> [WHAT YOU ARE ASKED TO DO] Copy each line below without leaving any out.

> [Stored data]
********

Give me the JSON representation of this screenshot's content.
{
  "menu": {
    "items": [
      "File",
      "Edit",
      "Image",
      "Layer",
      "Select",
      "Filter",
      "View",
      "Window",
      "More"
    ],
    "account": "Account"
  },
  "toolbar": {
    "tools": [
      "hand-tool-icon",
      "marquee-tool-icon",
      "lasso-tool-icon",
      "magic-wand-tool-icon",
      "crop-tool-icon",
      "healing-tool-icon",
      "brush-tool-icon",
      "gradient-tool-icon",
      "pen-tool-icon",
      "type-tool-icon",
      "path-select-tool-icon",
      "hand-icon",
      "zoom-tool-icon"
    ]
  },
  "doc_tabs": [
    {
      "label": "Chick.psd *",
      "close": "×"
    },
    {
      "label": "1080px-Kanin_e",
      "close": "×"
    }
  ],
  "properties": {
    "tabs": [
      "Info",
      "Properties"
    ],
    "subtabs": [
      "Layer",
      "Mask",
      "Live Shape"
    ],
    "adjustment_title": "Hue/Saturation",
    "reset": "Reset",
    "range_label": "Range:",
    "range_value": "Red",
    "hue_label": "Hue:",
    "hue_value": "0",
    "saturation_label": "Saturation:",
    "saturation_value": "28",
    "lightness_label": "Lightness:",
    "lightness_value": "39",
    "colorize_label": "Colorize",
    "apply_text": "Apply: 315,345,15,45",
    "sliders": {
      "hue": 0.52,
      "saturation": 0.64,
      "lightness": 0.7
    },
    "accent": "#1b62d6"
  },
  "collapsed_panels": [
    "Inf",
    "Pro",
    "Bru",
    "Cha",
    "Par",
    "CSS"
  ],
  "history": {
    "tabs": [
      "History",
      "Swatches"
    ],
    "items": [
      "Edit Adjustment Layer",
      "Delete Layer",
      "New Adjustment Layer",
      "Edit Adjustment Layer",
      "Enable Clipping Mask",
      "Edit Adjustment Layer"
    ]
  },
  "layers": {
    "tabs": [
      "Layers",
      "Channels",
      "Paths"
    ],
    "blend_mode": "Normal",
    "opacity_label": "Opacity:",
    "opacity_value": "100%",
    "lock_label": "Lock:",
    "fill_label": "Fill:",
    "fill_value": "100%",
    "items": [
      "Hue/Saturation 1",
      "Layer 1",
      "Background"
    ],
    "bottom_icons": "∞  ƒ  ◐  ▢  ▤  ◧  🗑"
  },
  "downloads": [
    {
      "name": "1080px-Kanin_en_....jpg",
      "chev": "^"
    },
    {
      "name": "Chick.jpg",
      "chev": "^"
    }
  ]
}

********

> [TASK RESULT]
Give me the JSON representation of this screenshot's content.
{
  "menu": {
    "items": [
      "File",
      "Edit",
      "Image",
      "Layer",
      "Select",
      "Filter",
      "View",
      "Window",
      "More"
    ],
    "account": "Account"
  },
  "toolbar": {
    "tools": [
      "hand-tool-icon",
      "marquee-tool-icon",
      "lasso-tool-icon",
      "magic-wand-tool-icon",
      "crop-tool-icon",
      "healing-tool-icon",
      "brush-tool-icon",
      "gradient-tool-icon",
      "pen-tool-icon",
      "type-tool-icon",
      "path-select-tool-icon",
      "hand-icon",
      "zoom-tool-icon"
    ]
  },
  "doc_tabs": [
    {
      "label": "Chick.psd *",
      "close": "×"
    },
    {
      "label": "1080px-Kanin_e",
      "close": "×"
    }
  ],
  "properties": {
    "tabs": [
      "Info",
      "Properties"
    ],
    "subtabs": [
      "Layer",
      "Mask",
      "Live Shape"
    ],
    "adjustment_title": "Hue/Saturation",
    "reset": "Reset",
    "range_label": "Range:",
    "range_value": "Red",
    "hue_label": "Hue:",
    "hue_value": "0",
    "saturation_label": "Saturation:",
    "saturation_value": "28",
    "lightness_label": "Lightness:",
    "lightness_value": "39",
    "colorize_label": "Colorize",
    "apply_text": "Apply: 315,345,15,45",
    "sliders": {
      "hue": 0.52,
      "saturation": 0.64,
      "lightness": 0.7
    },
    "accent": "#1b62d6"
  },
  "collapsed_panels": [
    "Inf",
    "Pro",
    "Bru",
    "Cha",
    "Par",
    "CSS"
  ],
  "history": {
    "tabs": [
      "History",
      "Swatches"
    ],
    "items": [
      "Edit Adjustment Layer",
      "Delete Layer",
      "New Adjustment Layer",
      "Edit Adjustment Layer",
      "Enable Clipping Mask",
      "Edit Adjustment Layer"
    ]
  },
  "layers": {
    "tabs": [
      "Layers",
      "Channels",
      "Paths"
    ],
    "blend_mode": "Normal",
    "opacity_label": "Opacity:",
    "opacity_value": "100%",
    "lock_label": "Lock:",
    "fill_label": "Fill:",
    "fill_value": "100%",
    "items": [
      "Hue/Saturation 1",
      "Layer 1",
      "Background"
    ],
    "bottom_icons": "∞  ƒ  ◐  ▢  ▤  ◧  🗑"
  },
  "downloads": [
    {
      "name": "1080px-Kanin_en_....jpg",
      "chev": "^"
    },
    {
      "name": "Chick.jpg",
      "chev": "^"
    }
  ]
}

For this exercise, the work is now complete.